— Begin SOURCE DATA —

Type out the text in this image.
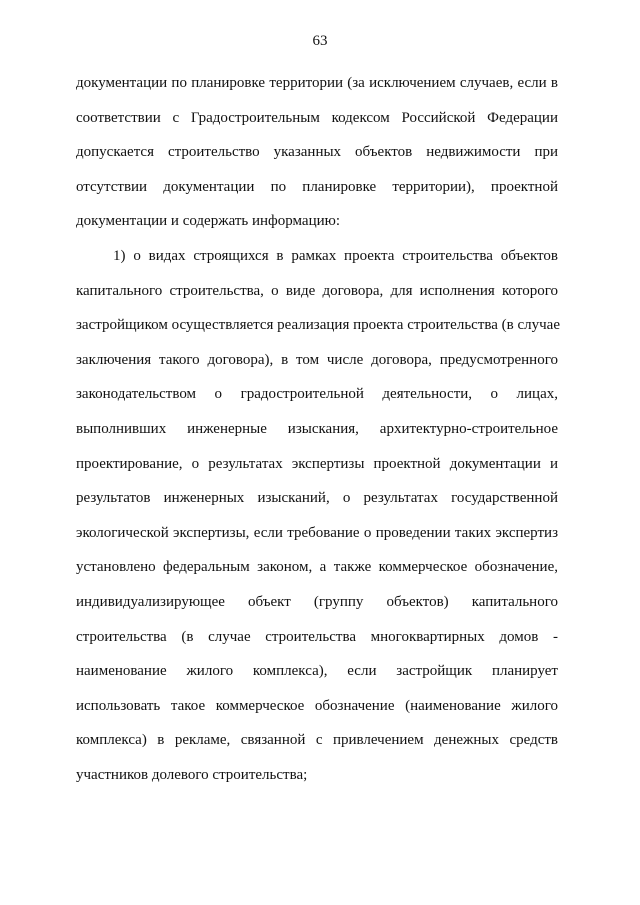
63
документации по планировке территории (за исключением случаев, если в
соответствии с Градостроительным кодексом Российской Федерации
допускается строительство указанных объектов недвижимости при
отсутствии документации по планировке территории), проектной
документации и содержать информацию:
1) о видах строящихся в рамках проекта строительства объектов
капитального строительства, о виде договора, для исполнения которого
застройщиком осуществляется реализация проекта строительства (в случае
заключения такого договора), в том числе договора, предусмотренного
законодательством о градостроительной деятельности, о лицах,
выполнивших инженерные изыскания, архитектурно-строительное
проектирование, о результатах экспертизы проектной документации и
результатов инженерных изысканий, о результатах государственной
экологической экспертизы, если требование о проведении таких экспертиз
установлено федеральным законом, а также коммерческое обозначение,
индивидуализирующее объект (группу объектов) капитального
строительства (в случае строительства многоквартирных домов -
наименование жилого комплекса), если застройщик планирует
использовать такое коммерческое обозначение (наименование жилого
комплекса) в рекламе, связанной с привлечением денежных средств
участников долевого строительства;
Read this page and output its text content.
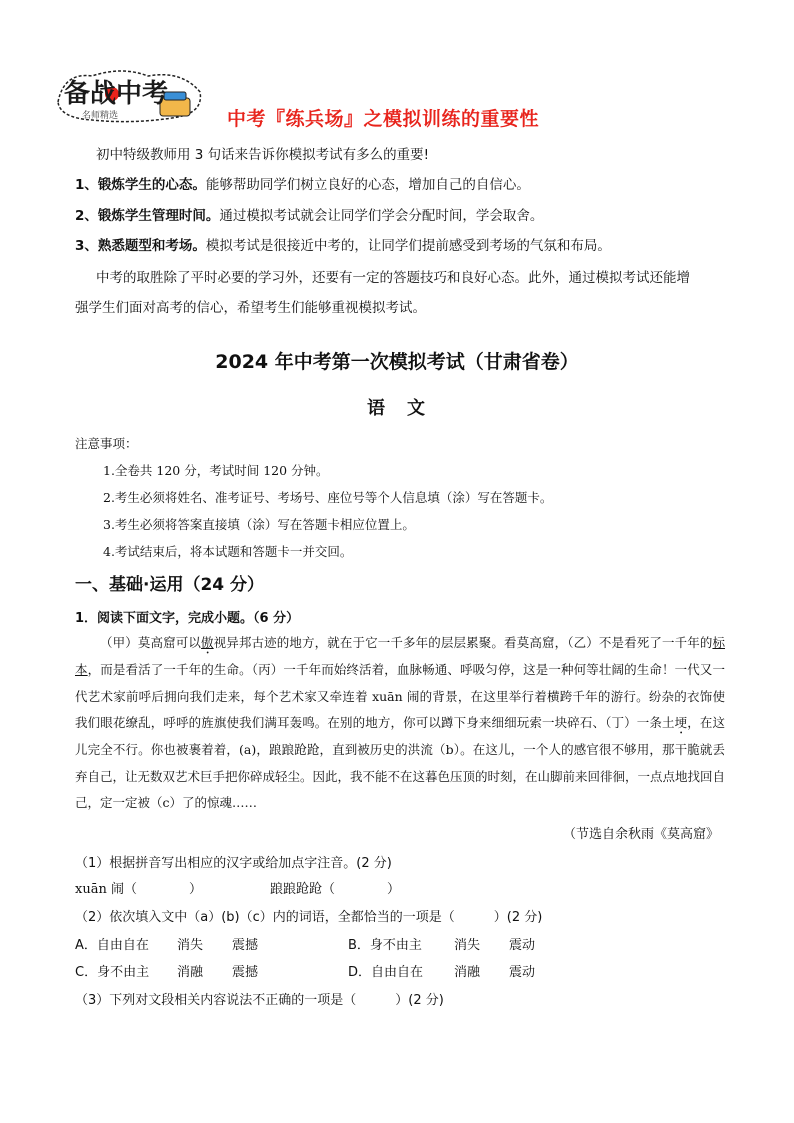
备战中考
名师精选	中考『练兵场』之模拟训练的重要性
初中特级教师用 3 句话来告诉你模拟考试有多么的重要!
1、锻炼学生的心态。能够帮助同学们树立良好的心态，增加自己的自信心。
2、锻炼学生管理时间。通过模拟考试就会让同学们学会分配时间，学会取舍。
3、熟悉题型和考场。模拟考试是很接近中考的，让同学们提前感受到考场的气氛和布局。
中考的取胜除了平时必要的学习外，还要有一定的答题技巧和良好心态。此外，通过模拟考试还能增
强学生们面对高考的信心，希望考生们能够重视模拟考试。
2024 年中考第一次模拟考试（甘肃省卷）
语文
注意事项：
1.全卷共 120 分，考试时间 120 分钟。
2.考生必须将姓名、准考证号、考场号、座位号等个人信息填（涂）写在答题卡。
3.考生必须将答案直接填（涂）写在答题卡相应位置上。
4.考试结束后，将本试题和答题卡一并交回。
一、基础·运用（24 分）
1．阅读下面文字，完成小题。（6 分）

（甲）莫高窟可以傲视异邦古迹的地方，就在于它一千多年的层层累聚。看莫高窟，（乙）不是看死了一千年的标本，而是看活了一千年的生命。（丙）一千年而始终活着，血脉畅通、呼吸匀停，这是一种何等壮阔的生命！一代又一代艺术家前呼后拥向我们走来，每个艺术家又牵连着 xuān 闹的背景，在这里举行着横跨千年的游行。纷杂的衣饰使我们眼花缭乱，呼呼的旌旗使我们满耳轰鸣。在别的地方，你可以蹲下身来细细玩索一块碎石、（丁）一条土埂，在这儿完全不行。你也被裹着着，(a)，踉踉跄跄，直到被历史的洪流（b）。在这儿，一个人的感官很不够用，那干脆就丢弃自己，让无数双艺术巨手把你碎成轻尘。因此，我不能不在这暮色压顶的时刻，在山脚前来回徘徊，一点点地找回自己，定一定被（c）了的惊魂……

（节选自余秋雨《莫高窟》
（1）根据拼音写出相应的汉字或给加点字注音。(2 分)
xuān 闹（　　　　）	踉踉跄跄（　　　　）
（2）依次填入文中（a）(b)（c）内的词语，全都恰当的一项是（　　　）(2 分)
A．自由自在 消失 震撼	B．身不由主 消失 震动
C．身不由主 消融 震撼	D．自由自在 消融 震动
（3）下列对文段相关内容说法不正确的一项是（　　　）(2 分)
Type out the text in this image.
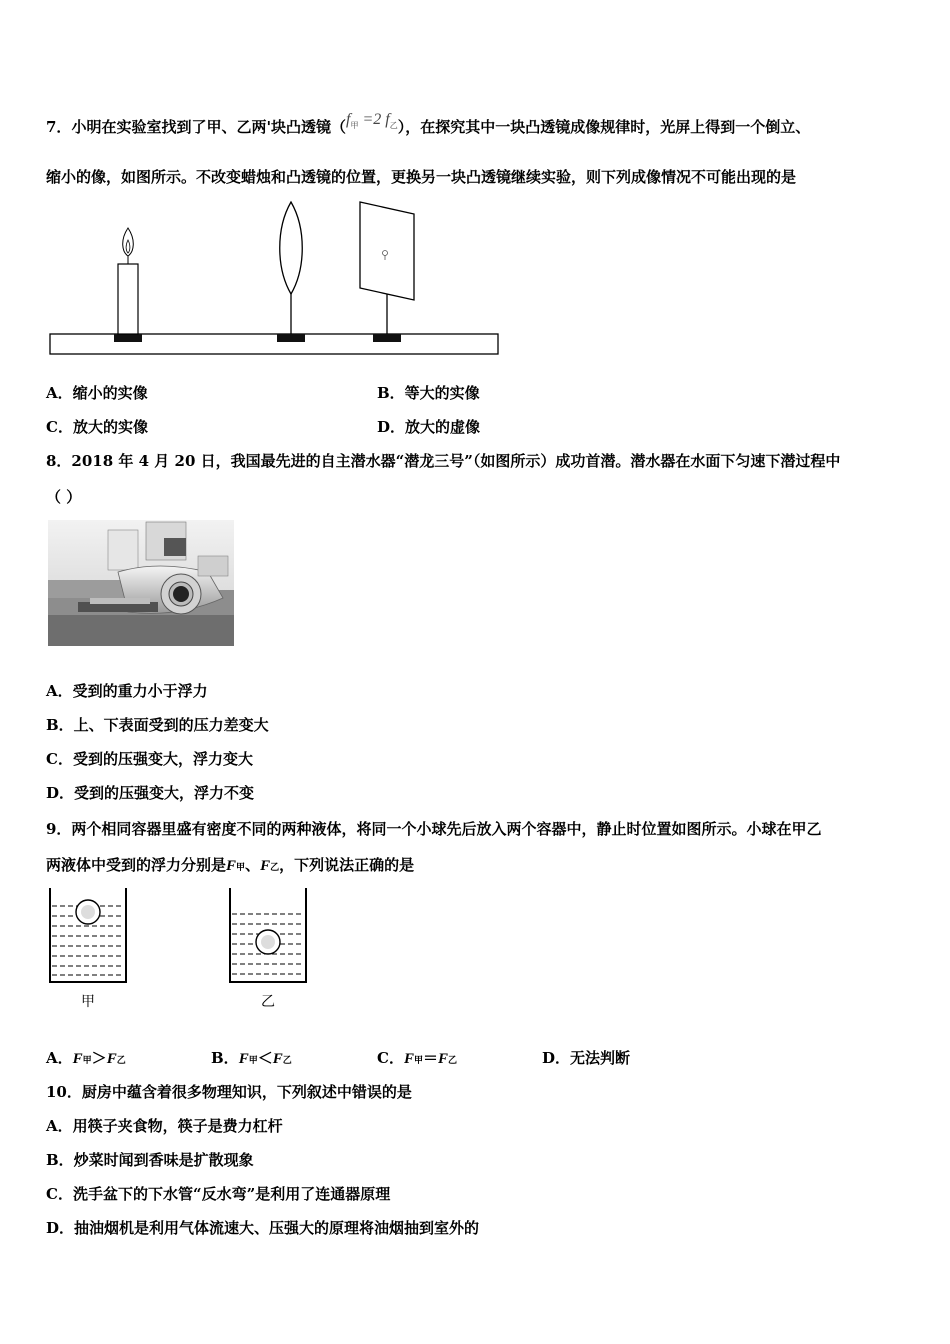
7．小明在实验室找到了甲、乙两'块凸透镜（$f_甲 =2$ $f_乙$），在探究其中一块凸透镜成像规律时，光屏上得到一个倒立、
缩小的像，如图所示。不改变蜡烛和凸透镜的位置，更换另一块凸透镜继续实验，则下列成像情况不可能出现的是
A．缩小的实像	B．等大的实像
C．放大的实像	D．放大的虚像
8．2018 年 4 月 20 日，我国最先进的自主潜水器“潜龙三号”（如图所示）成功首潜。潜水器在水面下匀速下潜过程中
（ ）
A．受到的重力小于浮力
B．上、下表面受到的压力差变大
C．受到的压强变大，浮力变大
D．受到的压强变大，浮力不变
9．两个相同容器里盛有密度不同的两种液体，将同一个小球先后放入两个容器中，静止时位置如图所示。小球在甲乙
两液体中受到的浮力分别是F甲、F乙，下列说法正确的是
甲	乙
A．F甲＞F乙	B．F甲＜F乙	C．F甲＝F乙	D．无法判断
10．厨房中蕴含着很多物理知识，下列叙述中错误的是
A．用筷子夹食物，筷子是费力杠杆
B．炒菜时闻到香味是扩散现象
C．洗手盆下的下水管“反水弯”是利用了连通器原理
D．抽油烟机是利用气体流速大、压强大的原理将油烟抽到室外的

— End SOURCE DATA —

**THE TASK**
Output the lines above in full and exactly as given, omitting any pictures.

**CORRECT RESPONSE**
Type out the text in this image.
63
документации по планировке территории (за исключением случаев, если в
соответствии с Градостроительным кодексом Российской Федерации
допускается строительство указанных объектов недвижимости при
отсутствии документации по планировке территории), проектной
документации и содержать информацию:
1) о видах строящихся в рамках проекта строительства объектов
капитального строительства, о виде договора, для исполнения которого
застройщиком осуществляется реализация проекта строительства (в случае
заключения такого договора), в том числе договора, предусмотренного
законодательством о градостроительной деятельности, о лицах,
выполнивших инженерные изыскания, архитектурно-строительное
проектирование, о результатах экспертизы проектной документации и
результатов инженерных изысканий, о результатах государственной
экологической экспертизы, если требование о проведении таких экспертиз
установлено федеральным законом, а также коммерческое обозначение,
индивидуализирующее объект (группу объектов) капитального
строительства (в случае строительства многоквартирных домов -
наименование жилого комплекса), если застройщик планирует
использовать такое коммерческое обозначение (наименование жилого
комплекса) в рекламе, связанной с привлечением денежных средств
участников долевого строительства;
Read this page and output its text content.
备战中考
名师精选	中考『练兵场』之模拟训练的重要性
初中特级教师用 3 句话来告诉你模拟考试有多么的重要!
1、锻炼学生的心态。能够帮助同学们树立良好的心态，增加自己的自信心。
2、锻炼学生管理时间。通过模拟考试就会让同学们学会分配时间，学会取舍。
3、熟悉题型和考场。模拟考试是很接近中考的，让同学们提前感受到考场的气氛和布局。
中考的取胜除了平时必要的学习外，还要有一定的答题技巧和良好心态。此外，通过模拟考试还能增
强学生们面对高考的信心，希望考生们能够重视模拟考试。
2024 年中考第一次模拟考试（甘肃省卷）
语文
注意事项：
1.全卷共 120 分，考试时间 120 分钟。
2.考生必须将姓名、准考证号、考场号、座位号等个人信息填（涂）写在答题卡。
3.考生必须将答案直接填（涂）写在答题卡相应位置上。
4.考试结束后，将本试题和答题卡一并交回。
一、基础·运用（24 分）
1．阅读下面文字，完成小题。（6 分）

（甲）莫高窟可以傲视异邦古迹的地方，就在于它一千多年的层层累聚。看莫高窟，（乙）不是看死了一千年的标本，而是看活了一千年的生命。（丙）一千年而始终活着，血脉畅通、呼吸匀停，这是一种何等壮阔的生命！一代又一代艺术家前呼后拥向我们走来，每个艺术家又牵连着 xuān 闹的背景，在这里举行着横跨千年的游行。纷杂的衣饰使我们眼花缭乱，呼呼的旌旗使我们满耳轰鸣。在别的地方，你可以蹲下身来细细玩索一块碎石、（丁）一条土埂，在这儿完全不行。你也被裹着着，(a)，踉踉跄跄，直到被历史的洪流（b）。在这儿，一个人的感官很不够用，那干脆就丢弃自己，让无数双艺术巨手把你碎成轻尘。因此，我不能不在这暮色压顶的时刻，在山脚前来回徘徊，一点点地找回自己，定一定被（c）了的惊魂……

（节选自余秋雨《莫高窟》
（1）根据拼音写出相应的汉字或给加点字注音。(2 分)
xuān 闹（　　　　）	踉踉跄跄（　　　　）
（2）依次填入文中（a）(b)（c）内的词语，全都恰当的一项是（　　　）(2 分)
A．自由自在 消失 震撼	B．身不由主 消失 震动
C．身不由主 消融 震撼	D．自由自在 消融 震动
（3）下列对文段相关内容说法不正确的一项是（　　　）(2 分)
Type out the text in this image.
7．小明在实验室找到了甲、乙两'块凸透镜（$f_甲 =2$ $f_乙$），在探究其中一块凸透镜成像规律时，光屏上得到一个倒立、
缩小的像，如图所示。不改变蜡烛和凸透镜的位置，更换另一块凸透镜继续实验，则下列成像情况不可能出现的是
A．缩小的实像	B．等大的实像
C．放大的实像	D．放大的虚像
8．2018 年 4 月 20 日，我国最先进的自主潜水器“潜龙三号”（如图所示）成功首潜。潜水器在水面下匀速下潜过程中
（ ）
A．受到的重力小于浮力
B．上、下表面受到的压力差变大
C．受到的压强变大，浮力变大
D．受到的压强变大，浮力不变
9．两个相同容器里盛有密度不同的两种液体，将同一个小球先后放入两个容器中，静止时位置如图所示。小球在甲乙
两液体中受到的浮力分别是F甲、F乙，下列说法正确的是
甲	乙
A．F甲＞F乙	B．F甲＜F乙	C．F甲＝F乙	D．无法判断
10．厨房中蕴含着很多物理知识，下列叙述中错误的是
A．用筷子夹食物，筷子是费力杠杆
B．炒菜时闻到香味是扩散现象
C．洗手盆下的下水管“反水弯”是利用了连通器原理
D．抽油烟机是利用气体流速大、压强大的原理将油烟抽到室外的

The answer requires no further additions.